--- Start of EXCERPTED DATA ---
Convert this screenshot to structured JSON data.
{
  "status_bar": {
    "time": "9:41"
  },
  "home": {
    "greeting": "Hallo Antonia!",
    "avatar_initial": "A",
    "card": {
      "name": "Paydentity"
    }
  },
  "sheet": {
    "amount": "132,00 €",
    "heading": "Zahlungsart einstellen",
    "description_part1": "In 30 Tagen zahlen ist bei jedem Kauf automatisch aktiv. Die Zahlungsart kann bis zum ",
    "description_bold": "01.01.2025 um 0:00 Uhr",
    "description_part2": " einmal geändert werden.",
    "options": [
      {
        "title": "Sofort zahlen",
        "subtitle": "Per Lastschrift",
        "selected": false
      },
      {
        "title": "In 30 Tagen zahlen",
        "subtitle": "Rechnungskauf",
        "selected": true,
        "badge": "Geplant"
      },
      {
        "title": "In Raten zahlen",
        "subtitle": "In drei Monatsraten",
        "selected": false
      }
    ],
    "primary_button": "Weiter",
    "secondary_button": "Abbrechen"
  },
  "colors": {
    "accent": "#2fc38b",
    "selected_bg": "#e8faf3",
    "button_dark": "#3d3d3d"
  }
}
--- End of EXCERPTED DATA ---
How many lines of the entries above hold the string "subtitle"? Reply with the number alone.

- WORKED ANSWER: 3